**WHAT IS ASKED**
Copy, from the entries below, each line in which the string "把一个坚强的意志灌输到整个纵队每个人心中" appears.

**INPUT RECORDS**
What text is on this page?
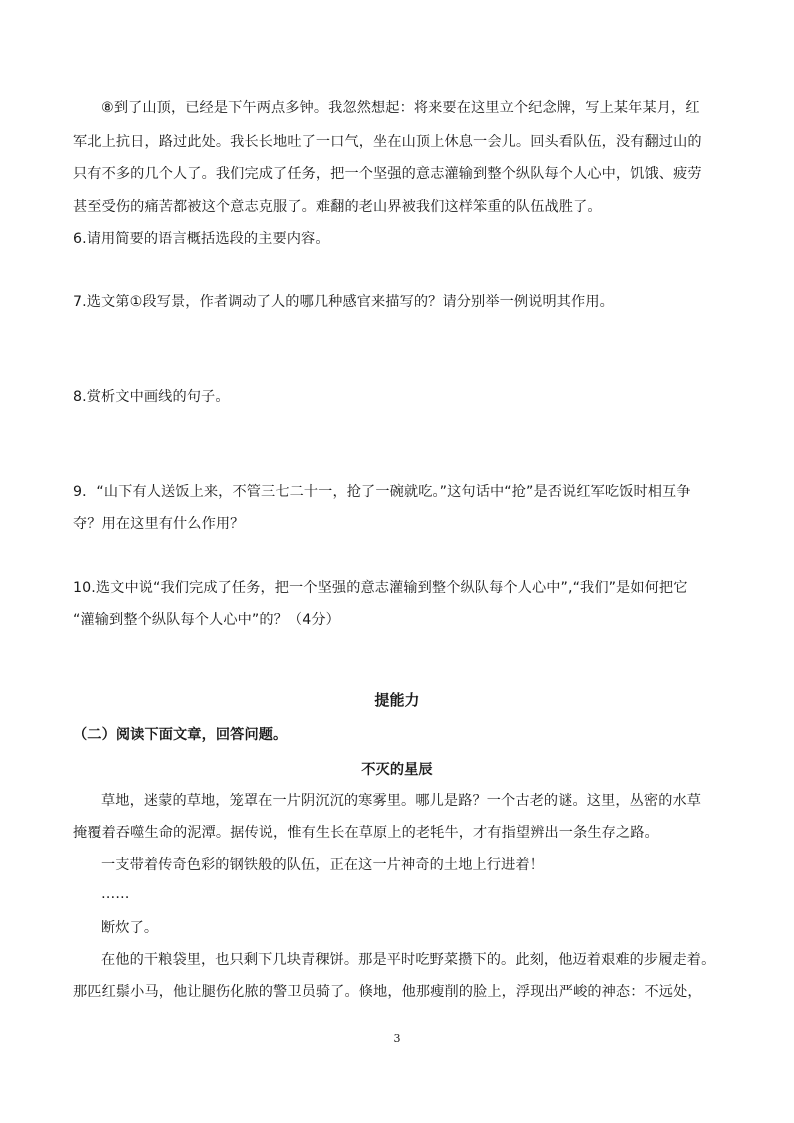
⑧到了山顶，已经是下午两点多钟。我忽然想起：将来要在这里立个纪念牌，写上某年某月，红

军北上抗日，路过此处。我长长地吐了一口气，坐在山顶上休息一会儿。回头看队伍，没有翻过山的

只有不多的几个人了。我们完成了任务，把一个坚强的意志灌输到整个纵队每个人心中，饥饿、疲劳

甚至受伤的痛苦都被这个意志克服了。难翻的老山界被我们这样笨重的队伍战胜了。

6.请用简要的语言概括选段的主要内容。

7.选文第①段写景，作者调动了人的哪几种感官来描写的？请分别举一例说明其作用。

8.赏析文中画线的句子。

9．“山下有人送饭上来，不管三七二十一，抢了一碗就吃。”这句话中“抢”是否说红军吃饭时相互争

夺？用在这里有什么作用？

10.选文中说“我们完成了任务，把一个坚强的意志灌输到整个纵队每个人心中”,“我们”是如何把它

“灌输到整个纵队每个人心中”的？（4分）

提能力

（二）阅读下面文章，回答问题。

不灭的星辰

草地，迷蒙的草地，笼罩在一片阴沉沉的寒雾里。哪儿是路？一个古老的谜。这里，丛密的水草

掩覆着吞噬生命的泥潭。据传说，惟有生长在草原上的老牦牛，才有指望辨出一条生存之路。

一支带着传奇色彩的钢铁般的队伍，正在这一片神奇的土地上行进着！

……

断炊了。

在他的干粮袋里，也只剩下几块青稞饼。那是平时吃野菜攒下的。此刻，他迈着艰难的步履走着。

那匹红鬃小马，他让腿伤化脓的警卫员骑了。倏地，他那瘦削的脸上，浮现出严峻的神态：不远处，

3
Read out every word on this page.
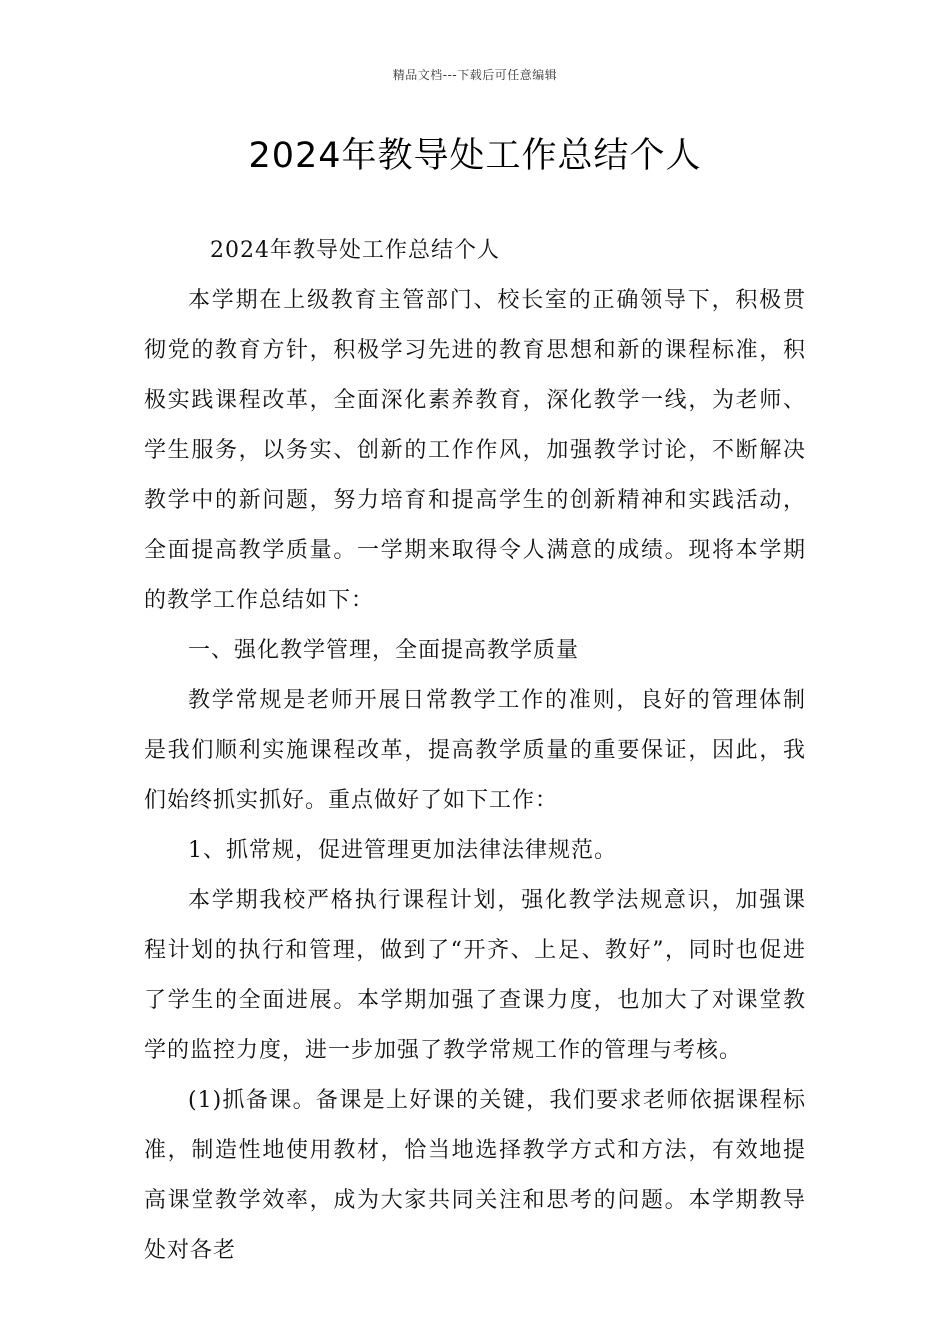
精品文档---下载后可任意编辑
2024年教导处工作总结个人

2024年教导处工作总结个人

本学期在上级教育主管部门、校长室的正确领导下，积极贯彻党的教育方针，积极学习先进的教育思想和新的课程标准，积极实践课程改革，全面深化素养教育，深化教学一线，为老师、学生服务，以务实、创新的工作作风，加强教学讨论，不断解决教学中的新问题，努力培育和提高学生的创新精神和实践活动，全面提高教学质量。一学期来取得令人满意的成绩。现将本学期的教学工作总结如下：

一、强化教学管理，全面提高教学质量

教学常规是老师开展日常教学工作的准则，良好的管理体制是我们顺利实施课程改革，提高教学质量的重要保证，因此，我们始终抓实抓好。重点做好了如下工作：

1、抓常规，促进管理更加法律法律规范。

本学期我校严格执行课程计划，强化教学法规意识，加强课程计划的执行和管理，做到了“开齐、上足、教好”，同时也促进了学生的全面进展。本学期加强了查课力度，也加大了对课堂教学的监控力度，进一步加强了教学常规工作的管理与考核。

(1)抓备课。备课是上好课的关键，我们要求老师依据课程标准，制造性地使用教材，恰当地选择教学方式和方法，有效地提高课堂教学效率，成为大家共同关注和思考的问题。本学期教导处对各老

==

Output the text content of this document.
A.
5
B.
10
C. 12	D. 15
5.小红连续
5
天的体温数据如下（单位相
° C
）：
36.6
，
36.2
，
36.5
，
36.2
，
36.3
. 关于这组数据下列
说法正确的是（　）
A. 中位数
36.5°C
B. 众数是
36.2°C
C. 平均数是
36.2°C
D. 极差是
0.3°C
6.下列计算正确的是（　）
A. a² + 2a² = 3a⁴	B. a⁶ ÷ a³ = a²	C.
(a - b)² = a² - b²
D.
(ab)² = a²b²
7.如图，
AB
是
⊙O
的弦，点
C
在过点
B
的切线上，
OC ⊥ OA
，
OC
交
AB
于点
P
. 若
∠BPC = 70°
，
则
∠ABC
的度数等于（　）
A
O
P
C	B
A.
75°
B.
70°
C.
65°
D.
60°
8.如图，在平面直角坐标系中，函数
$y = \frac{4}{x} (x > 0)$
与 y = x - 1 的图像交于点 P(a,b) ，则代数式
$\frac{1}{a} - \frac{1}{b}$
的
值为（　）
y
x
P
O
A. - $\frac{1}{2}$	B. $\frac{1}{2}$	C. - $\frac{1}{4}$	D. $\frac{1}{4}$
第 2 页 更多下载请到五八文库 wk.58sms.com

* * *

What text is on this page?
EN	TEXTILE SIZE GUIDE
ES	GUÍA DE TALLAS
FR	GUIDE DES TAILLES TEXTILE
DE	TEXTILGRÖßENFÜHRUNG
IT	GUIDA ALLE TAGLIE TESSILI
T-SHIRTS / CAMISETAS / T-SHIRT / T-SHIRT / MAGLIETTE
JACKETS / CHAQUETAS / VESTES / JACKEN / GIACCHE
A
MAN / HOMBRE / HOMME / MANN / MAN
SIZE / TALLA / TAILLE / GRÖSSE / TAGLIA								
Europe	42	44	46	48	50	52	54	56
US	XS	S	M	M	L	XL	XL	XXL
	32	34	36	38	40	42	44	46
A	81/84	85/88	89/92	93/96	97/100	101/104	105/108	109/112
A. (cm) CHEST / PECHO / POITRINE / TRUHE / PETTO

**RESPONSE**
只有不多的几个人了。我们完成了任务，把一个坚强的意志灌输到整个纵队每个人心中，饥饿、疲劳
10.选文中说“我们完成了任务，把一个坚强的意志灌输到整个纵队每个人心中”,“我们”是如何把它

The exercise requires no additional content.